— TASK REQUIREMENTS —
Return each line of the listing below, unchanged, and omit the images.

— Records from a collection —
• • • • •

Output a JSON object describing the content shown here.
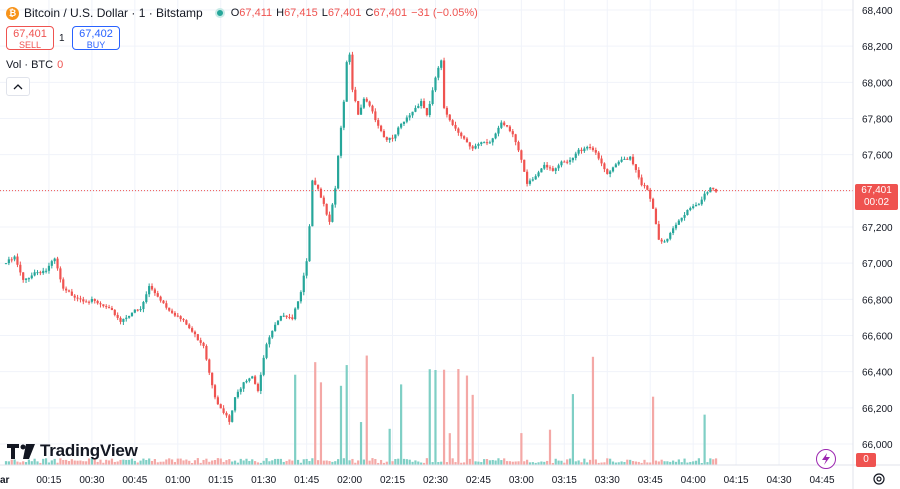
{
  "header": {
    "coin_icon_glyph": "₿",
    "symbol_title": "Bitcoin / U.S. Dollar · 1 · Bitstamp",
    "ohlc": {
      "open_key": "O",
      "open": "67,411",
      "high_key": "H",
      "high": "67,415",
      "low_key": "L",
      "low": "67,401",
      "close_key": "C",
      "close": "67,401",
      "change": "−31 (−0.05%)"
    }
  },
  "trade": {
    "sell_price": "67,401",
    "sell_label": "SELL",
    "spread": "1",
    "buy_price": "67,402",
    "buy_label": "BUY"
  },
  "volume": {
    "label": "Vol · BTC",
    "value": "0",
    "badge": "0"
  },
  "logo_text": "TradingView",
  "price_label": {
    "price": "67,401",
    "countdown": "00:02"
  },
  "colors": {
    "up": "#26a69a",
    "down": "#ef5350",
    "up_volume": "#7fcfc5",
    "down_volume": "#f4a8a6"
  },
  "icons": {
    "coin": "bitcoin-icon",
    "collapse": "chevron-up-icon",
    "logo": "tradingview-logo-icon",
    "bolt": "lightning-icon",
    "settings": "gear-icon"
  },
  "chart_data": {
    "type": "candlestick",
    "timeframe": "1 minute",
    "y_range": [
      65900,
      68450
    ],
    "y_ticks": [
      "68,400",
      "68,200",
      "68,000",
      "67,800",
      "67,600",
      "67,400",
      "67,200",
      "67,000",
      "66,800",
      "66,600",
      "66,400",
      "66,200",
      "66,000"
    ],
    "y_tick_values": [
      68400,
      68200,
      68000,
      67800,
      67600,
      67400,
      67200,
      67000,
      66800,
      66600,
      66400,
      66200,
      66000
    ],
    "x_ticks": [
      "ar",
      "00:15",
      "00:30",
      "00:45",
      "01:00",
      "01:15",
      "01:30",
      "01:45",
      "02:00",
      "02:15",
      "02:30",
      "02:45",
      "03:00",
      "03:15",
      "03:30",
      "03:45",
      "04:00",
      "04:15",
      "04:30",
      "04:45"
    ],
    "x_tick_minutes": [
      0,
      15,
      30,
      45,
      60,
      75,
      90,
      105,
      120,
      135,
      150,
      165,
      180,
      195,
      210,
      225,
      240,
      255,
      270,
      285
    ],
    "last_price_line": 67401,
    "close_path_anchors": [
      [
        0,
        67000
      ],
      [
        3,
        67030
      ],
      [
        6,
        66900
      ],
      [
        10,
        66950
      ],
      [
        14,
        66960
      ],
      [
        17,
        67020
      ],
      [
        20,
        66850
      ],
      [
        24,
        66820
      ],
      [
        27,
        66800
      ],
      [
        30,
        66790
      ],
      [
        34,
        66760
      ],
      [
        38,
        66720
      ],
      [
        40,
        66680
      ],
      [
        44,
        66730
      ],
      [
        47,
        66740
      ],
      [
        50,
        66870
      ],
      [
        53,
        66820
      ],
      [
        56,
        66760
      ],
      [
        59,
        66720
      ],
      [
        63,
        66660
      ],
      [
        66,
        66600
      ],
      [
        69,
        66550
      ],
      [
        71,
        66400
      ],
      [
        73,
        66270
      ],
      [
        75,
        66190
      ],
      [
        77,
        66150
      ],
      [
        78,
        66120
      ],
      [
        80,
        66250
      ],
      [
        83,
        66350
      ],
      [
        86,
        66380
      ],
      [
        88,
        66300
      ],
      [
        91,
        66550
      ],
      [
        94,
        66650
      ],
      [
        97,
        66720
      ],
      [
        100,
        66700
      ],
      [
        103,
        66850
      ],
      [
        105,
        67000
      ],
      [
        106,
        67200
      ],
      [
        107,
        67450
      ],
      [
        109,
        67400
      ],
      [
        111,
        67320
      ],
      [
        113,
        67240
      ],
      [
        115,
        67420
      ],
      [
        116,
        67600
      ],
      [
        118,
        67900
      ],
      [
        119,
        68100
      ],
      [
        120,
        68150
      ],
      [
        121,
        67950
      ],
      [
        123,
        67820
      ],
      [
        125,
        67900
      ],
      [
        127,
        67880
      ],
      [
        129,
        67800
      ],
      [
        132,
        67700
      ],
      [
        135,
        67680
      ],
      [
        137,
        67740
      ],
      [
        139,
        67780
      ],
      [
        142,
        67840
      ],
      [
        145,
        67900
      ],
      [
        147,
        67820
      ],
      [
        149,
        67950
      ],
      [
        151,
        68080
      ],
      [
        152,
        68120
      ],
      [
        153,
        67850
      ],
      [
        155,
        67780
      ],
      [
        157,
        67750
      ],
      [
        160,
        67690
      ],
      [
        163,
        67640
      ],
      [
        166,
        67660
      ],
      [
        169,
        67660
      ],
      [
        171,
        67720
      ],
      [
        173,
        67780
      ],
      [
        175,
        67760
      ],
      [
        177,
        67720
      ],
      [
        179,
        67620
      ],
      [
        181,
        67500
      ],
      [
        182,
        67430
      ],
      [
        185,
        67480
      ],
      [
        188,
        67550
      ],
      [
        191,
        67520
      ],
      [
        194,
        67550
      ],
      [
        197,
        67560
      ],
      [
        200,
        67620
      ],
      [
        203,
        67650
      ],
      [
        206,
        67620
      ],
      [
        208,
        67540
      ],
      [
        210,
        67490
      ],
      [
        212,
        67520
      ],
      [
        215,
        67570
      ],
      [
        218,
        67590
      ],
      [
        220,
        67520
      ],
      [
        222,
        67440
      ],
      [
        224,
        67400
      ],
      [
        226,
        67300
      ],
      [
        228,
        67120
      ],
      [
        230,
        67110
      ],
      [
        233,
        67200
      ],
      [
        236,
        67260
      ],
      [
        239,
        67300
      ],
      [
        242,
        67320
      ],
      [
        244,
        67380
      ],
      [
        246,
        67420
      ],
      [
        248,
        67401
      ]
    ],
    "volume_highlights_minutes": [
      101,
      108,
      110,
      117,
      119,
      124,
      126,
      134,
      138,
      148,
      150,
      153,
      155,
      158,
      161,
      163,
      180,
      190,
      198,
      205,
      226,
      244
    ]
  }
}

• • • • •

— COMPLETE OUTPUT —
Output a JSON object describing the content shown here.
{
  "header": {
    "coin_icon_glyph": "₿",
    "symbol_title": "Bitcoin / U.S. Dollar · 1 · Bitstamp",
    "ohlc": {
      "open_key": "O",
      "open": "67,411",
      "high_key": "H",
      "high": "67,415",
      "low_key": "L",
      "low": "67,401",
      "close_key": "C",
      "close": "67,401",
      "change": "−31 (−0.05%)"
    }
  },
  "trade": {
    "sell_price": "67,401",
    "sell_label": "SELL",
    "spread": "1",
    "buy_price": "67,402",
    "buy_label": "BUY"
  },
  "volume": {
    "label": "Vol · BTC",
    "value": "0",
    "badge": "0"
  },
  "logo_text": "TradingView",
  "price_label": {
    "price": "67,401",
    "countdown": "00:02"
  },
  "colors": {
    "up": "#26a69a",
    "down": "#ef5350",
    "up_volume": "#7fcfc5",
    "down_volume": "#f4a8a6"
  },
  "icons": {
    "coin": "bitcoin-icon",
    "collapse": "chevron-up-icon",
    "logo": "tradingview-logo-icon",
    "bolt": "lightning-icon",
    "settings": "gear-icon"
  },
  "chart_data": {
    "type": "candlestick",
    "timeframe": "1 minute",
    "y_range": [
      65900,
      68450
    ],
    "y_ticks": [
      "68,400",
      "68,200",
      "68,000",
      "67,800",
      "67,600",
      "67,400",
      "67,200",
      "67,000",
      "66,800",
      "66,600",
      "66,400",
      "66,200",
      "66,000"
    ],
    "y_tick_values": [
      68400,
      68200,
      68000,
      67800,
      67600,
      67400,
      67200,
      67000,
      66800,
      66600,
      66400,
      66200,
      66000
    ],
    "x_ticks": [
      "ar",
      "00:15",
      "00:30",
      "00:45",
      "01:00",
      "01:15",
      "01:30",
      "01:45",
      "02:00",
      "02:15",
      "02:30",
      "02:45",
      "03:00",
      "03:15",
      "03:30",
      "03:45",
      "04:00",
      "04:15",
      "04:30",
      "04:45"
    ],
    "x_tick_minutes": [
      0,
      15,
      30,
      45,
      60,
      75,
      90,
      105,
      120,
      135,
      150,
      165,
      180,
      195,
      210,
      225,
      240,
      255,
      270,
      285
    ],
    "last_price_line": 67401,
    "close_path_anchors": [
      [
        0,
        67000
      ],
      [
        3,
        67030
      ],
      [
        6,
        66900
      ],
      [
        10,
        66950
      ],
      [
        14,
        66960
      ],
      [
        17,
        67020
      ],
      [
        20,
        66850
      ],
      [
        24,
        66820
      ],
      [
        27,
        66800
      ],
      [
        30,
        66790
      ],
      [
        34,
        66760
      ],
      [
        38,
        66720
      ],
      [
        40,
        66680
      ],
      [
        44,
        66730
      ],
      [
        47,
        66740
      ],
      [
        50,
        66870
      ],
      [
        53,
        66820
      ],
      [
        56,
        66760
      ],
      [
        59,
        66720
      ],
      [
        63,
        66660
      ],
      [
        66,
        66600
      ],
      [
        69,
        66550
      ],
      [
        71,
        66400
      ],
      [
        73,
        66270
      ],
      [
        75,
        66190
      ],
      [
        77,
        66150
      ],
      [
        78,
        66120
      ],
      [
        80,
        66250
      ],
      [
        83,
        66350
      ],
      [
        86,
        66380
      ],
      [
        88,
        66300
      ],
      [
        91,
        66550
      ],
      [
        94,
        66650
      ],
      [
        97,
        66720
      ],
      [
        100,
        66700
      ],
      [
        103,
        66850
      ],
      [
        105,
        67000
      ],
      [
        106,
        67200
      ],
      [
        107,
        67450
      ],
      [
        109,
        67400
      ],
      [
        111,
        67320
      ],
      [
        113,
        67240
      ],
      [
        115,
        67420
      ],
      [
        116,
        67600
      ],
      [
        118,
        67900
      ],
      [
        119,
        68100
      ],
      [
        120,
        68150
      ],
      [
        121,
        67950
      ],
      [
        123,
        67820
      ],
      [
        125,
        67900
      ],
      [
        127,
        67880
      ],
      [
        129,
        67800
      ],
      [
        132,
        67700
      ],
      [
        135,
        67680
      ],
      [
        137,
        67740
      ],
      [
        139,
        67780
      ],
      [
        142,
        67840
      ],
      [
        145,
        67900
      ],
      [
        147,
        67820
      ],
      [
        149,
        67950
      ],
      [
        151,
        68080
      ],
      [
        152,
        68120
      ],
      [
        153,
        67850
      ],
      [
        155,
        67780
      ],
      [
        157,
        67750
      ],
      [
        160,
        67690
      ],
      [
        163,
        67640
      ],
      [
        166,
        67660
      ],
      [
        169,
        67660
      ],
      [
        171,
        67720
      ],
      [
        173,
        67780
      ],
      [
        175,
        67760
      ],
      [
        177,
        67720
      ],
      [
        179,
        67620
      ],
      [
        181,
        67500
      ],
      [
        182,
        67430
      ],
      [
        185,
        67480
      ],
      [
        188,
        67550
      ],
      [
        191,
        67520
      ],
      [
        194,
        67550
      ],
      [
        197,
        67560
      ],
      [
        200,
        67620
      ],
      [
        203,
        67650
      ],
      [
        206,
        67620
      ],
      [
        208,
        67540
      ],
      [
        210,
        67490
      ],
      [
        212,
        67520
      ],
      [
        215,
        67570
      ],
      [
        218,
        67590
      ],
      [
        220,
        67520
      ],
      [
        222,
        67440
      ],
      [
        224,
        67400
      ],
      [
        226,
        67300
      ],
      [
        228,
        67120
      ],
      [
        230,
        67110
      ],
      [
        233,
        67200
      ],
      [
        236,
        67260
      ],
      [
        239,
        67300
      ],
      [
        242,
        67320
      ],
      [
        244,
        67380
      ],
      [
        246,
        67420
      ],
      [
        248,
        67401
      ]
    ],
    "volume_highlights_minutes": [
      101,
      108,
      110,
      117,
      119,
      124,
      126,
      134,
      138,
      148,
      150,
      153,
      155,
      158,
      161,
      163,
      180,
      190,
      198,
      205,
      226,
      244
    ]
  }
}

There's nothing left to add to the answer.